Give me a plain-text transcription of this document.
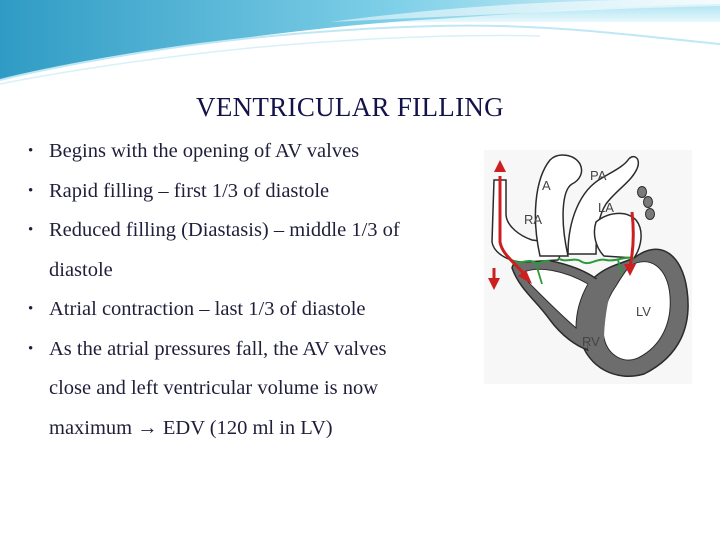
VENTRICULAR FILLING
• Begins with the opening of AV valves
• Rapid filling – first 1/3 of diastole
• Reduced filling (Diastasis) – middle 1/3 of
diastole
• Atrial contraction – last 1/3 of diastole
• As the atrial pressures fall, the AV valves
close and left ventricular volume is now
maximum → EDV (120 ml in LV)
A
PA
RA
LA
LV
RV
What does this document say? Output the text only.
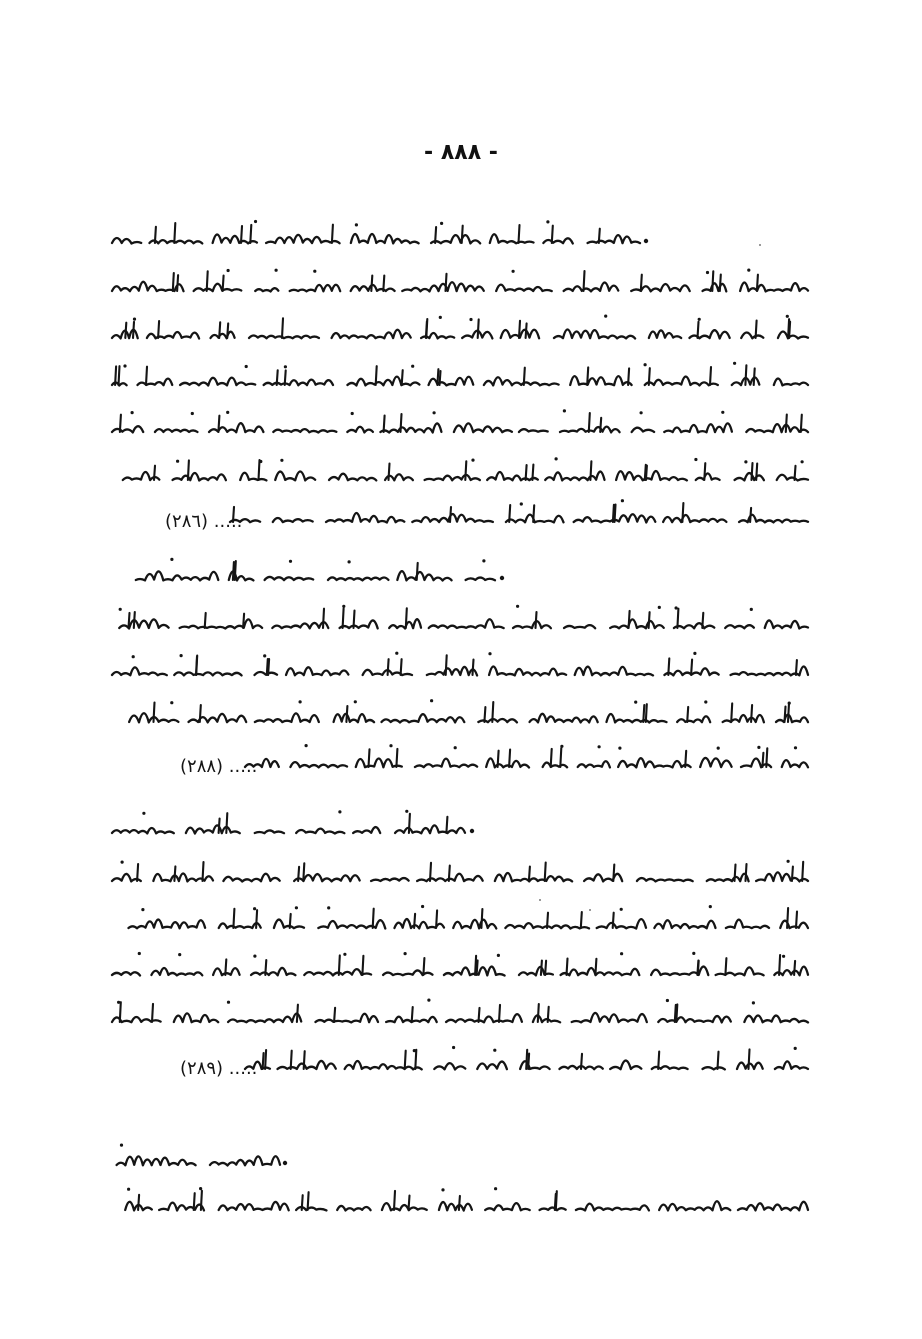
- ٨٨٨ -
(٢٨٦) .....
(٢٨٨) .....
(٢٨٩) .....
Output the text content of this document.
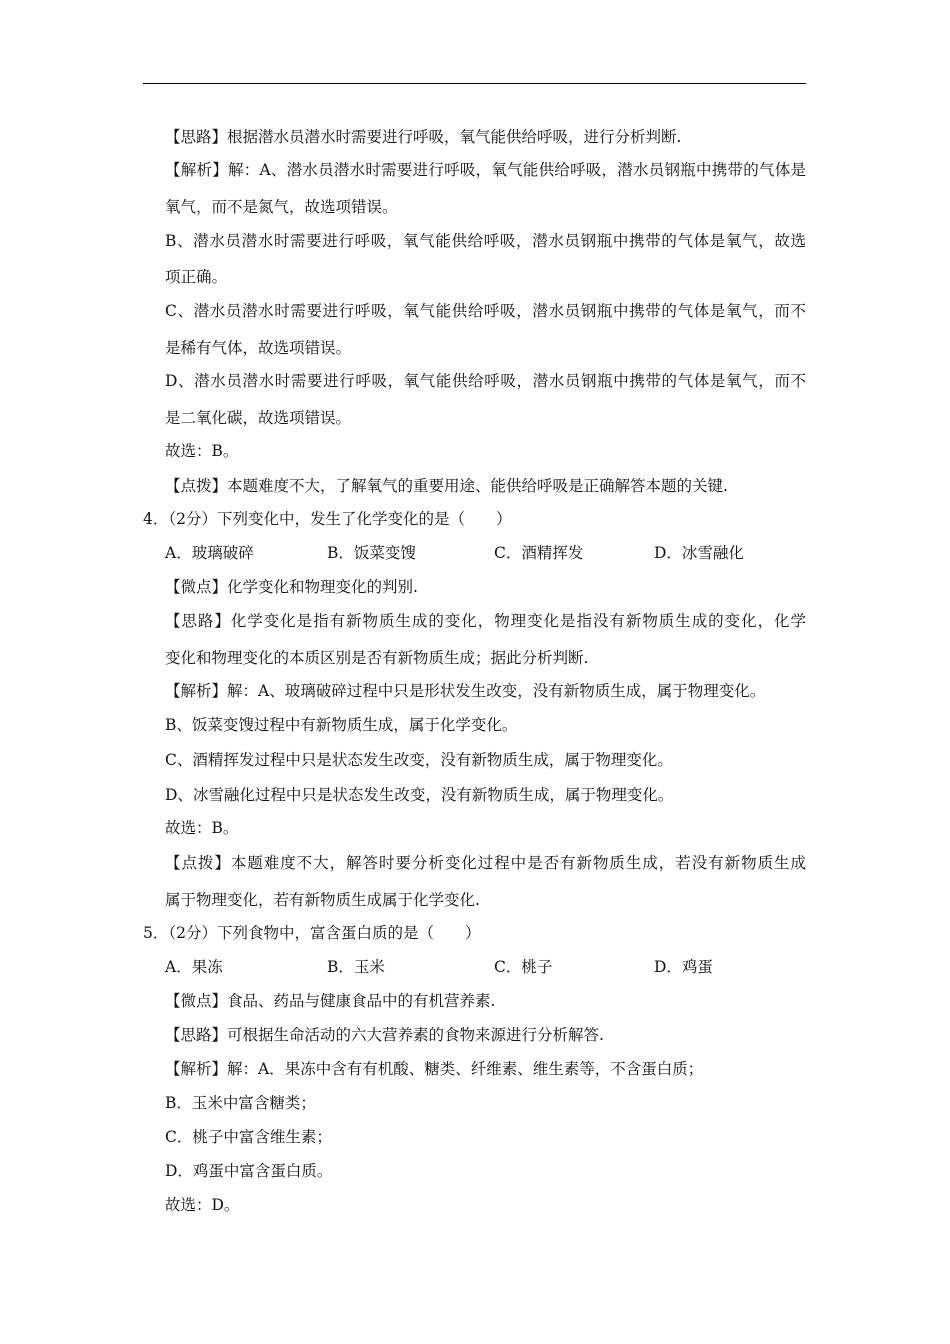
【思路】根据潜水员潜水时需要进行呼吸，氧气能供给呼吸，进行分析判断.
【解析】解：A、潜水员潜水时需要进行呼吸，氧气能供给呼吸，潜水员钢瓶中携带的气体是
氧气，而不是氮气，故选项错误。
B、潜水员潜水时需要进行呼吸，氧气能供给呼吸，潜水员钢瓶中携带的气体是氧气，故选
项正确。
C、潜水员潜水时需要进行呼吸，氧气能供给呼吸，潜水员钢瓶中携带的气体是氧气，而不
是稀有气体，故选项错误。
D、潜水员潜水时需要进行呼吸，氧气能供给呼吸，潜水员钢瓶中携带的气体是氧气，而不
是二氧化碳，故选项错误。
故选：B。
【点拨】本题难度不大，了解氧气的重要用途、能供给呼吸是正确解答本题的关键.
4．（2分）下列变化中，发生了化学变化的是（　　）
A．玻璃破碎	B．饭菜变馊	C．酒精挥发	D．冰雪融化
【微点】化学变化和物理变化的判别.
【思路】化学变化是指有新物质生成的变化，物理变化是指没有新物质生成的变化，化学
变化和物理变化的本质区别是否有新物质生成；据此分析判断.
【解析】解：A、玻璃破碎过程中只是形状发生改变，没有新物质生成，属于物理变化。
B、饭菜变馊过程中有新物质生成，属于化学变化。
C、酒精挥发过程中只是状态发生改变，没有新物质生成，属于物理变化。
D、冰雪融化过程中只是状态发生改变，没有新物质生成，属于物理变化。
故选：B。
【点拨】本题难度不大，解答时要分析变化过程中是否有新物质生成，若没有新物质生成
属于物理变化，若有新物质生成属于化学变化.
5．（2分）下列食物中，富含蛋白质的是（　　）
A．果冻	B．玉米	C．桃子	D．鸡蛋
【微点】食品、药品与健康食品中的有机营养素.
【思路】可根据生命活动的六大营养素的食物来源进行分析解答.
【解析】解：A．果冻中含有有机酸、糖类、纤维素、维生素等，不含蛋白质；
B．玉米中富含糖类；
C．桃子中富含维生素；
D．鸡蛋中富含蛋白质。
故选：D。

****************

• [TASK PROMPT]: Without the pictures, reproduce every line of the records above exactly.

• [REPLY]:
Give me a plain-text transcription of this document.
VENTRICULAR FILLING
• Begins with the opening of AV valves
• Rapid filling – first 1/3 of diastole
• Reduced filling (Diastasis) – middle 1/3 of
diastole
• Atrial contraction – last 1/3 of diastole
• As the atrial pressures fall, the AV valves
close and left ventricular volume is now
maximum → EDV (120 ml in LV)
A
PA
RA
LA
LV
RV
What does this document say? Output the text only.
- ٨٨٨ -
(٢٨٦) .....
(٢٨٨) .....
(٢٨٩) .....
Output the text content of this document.
【思路】根据潜水员潜水时需要进行呼吸，氧气能供给呼吸，进行分析判断.
【解析】解：A、潜水员潜水时需要进行呼吸，氧气能供给呼吸，潜水员钢瓶中携带的气体是
氧气，而不是氮气，故选项错误。
B、潜水员潜水时需要进行呼吸，氧气能供给呼吸，潜水员钢瓶中携带的气体是氧气，故选
项正确。
C、潜水员潜水时需要进行呼吸，氧气能供给呼吸，潜水员钢瓶中携带的气体是氧气，而不
是稀有气体，故选项错误。
D、潜水员潜水时需要进行呼吸，氧气能供给呼吸，潜水员钢瓶中携带的气体是氧气，而不
是二氧化碳，故选项错误。
故选：B。
【点拨】本题难度不大，了解氧气的重要用途、能供给呼吸是正确解答本题的关键.
4．（2分）下列变化中，发生了化学变化的是（　　）
A．玻璃破碎	B．饭菜变馊	C．酒精挥发	D．冰雪融化
【微点】化学变化和物理变化的判别.
【思路】化学变化是指有新物质生成的变化，物理变化是指没有新物质生成的变化，化学
变化和物理变化的本质区别是否有新物质生成；据此分析判断.
【解析】解：A、玻璃破碎过程中只是形状发生改变，没有新物质生成，属于物理变化。
B、饭菜变馊过程中有新物质生成，属于化学变化。
C、酒精挥发过程中只是状态发生改变，没有新物质生成，属于物理变化。
D、冰雪融化过程中只是状态发生改变，没有新物质生成，属于物理变化。
故选：B。
【点拨】本题难度不大，解答时要分析变化过程中是否有新物质生成，若没有新物质生成
属于物理变化，若有新物质生成属于化学变化.
5．（2分）下列食物中，富含蛋白质的是（　　）
A．果冻	B．玉米	C．桃子	D．鸡蛋
【微点】食品、药品与健康食品中的有机营养素.
【思路】可根据生命活动的六大营养素的食物来源进行分析解答.
【解析】解：A．果冻中含有有机酸、糖类、纤维素、维生素等，不含蛋白质；
B．玉米中富含糖类；
C．桃子中富含维生素；
D．鸡蛋中富含蛋白质。
故选：D。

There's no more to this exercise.